Work instructions - Copy out all the entries word for word.

Figure data in JSON:
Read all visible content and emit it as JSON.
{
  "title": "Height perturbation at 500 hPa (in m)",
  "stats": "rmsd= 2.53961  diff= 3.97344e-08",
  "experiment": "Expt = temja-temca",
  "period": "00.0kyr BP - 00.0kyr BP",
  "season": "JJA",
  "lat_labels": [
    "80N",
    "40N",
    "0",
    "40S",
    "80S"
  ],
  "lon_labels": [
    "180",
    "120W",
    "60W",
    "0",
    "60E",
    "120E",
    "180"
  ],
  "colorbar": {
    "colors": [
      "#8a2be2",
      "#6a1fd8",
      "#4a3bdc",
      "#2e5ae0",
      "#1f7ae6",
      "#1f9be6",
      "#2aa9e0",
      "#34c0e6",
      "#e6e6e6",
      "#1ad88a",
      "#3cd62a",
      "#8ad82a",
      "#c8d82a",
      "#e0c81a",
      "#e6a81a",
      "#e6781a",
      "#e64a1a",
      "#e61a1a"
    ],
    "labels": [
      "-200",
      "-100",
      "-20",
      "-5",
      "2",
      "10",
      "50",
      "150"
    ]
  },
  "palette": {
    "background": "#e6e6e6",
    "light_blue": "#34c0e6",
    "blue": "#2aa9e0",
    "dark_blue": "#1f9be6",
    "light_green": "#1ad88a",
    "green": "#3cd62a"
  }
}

Solved problem -
Read all visible content and emit it as JSON.
{
  "title": "Height perturbation at 500 hPa (in m)",
  "stats": "rmsd= 2.53961  diff= 3.97344e-08",
  "experiment": "Expt = temja-temca",
  "period": "00.0kyr BP - 00.0kyr BP",
  "season": "JJA",
  "lat_labels": [
    "80N",
    "40N",
    "0",
    "40S",
    "80S"
  ],
  "lon_labels": [
    "180",
    "120W",
    "60W",
    "0",
    "60E",
    "120E",
    "180"
  ],
  "colorbar": {
    "colors": [
      "#8a2be2",
      "#6a1fd8",
      "#4a3bdc",
      "#2e5ae0",
      "#1f7ae6",
      "#1f9be6",
      "#2aa9e0",
      "#34c0e6",
      "#e6e6e6",
      "#1ad88a",
      "#3cd62a",
      "#8ad82a",
      "#c8d82a",
      "#e0c81a",
      "#e6a81a",
      "#e6781a",
      "#e64a1a",
      "#e61a1a"
    ],
    "labels": [
      "-200",
      "-100",
      "-20",
      "-5",
      "2",
      "10",
      "50",
      "150"
    ]
  },
  "palette": {
    "background": "#e6e6e6",
    "light_blue": "#34c0e6",
    "blue": "#2aa9e0",
    "dark_blue": "#1f9be6",
    "light_green": "#1ad88a",
    "green": "#3cd62a"
  }
}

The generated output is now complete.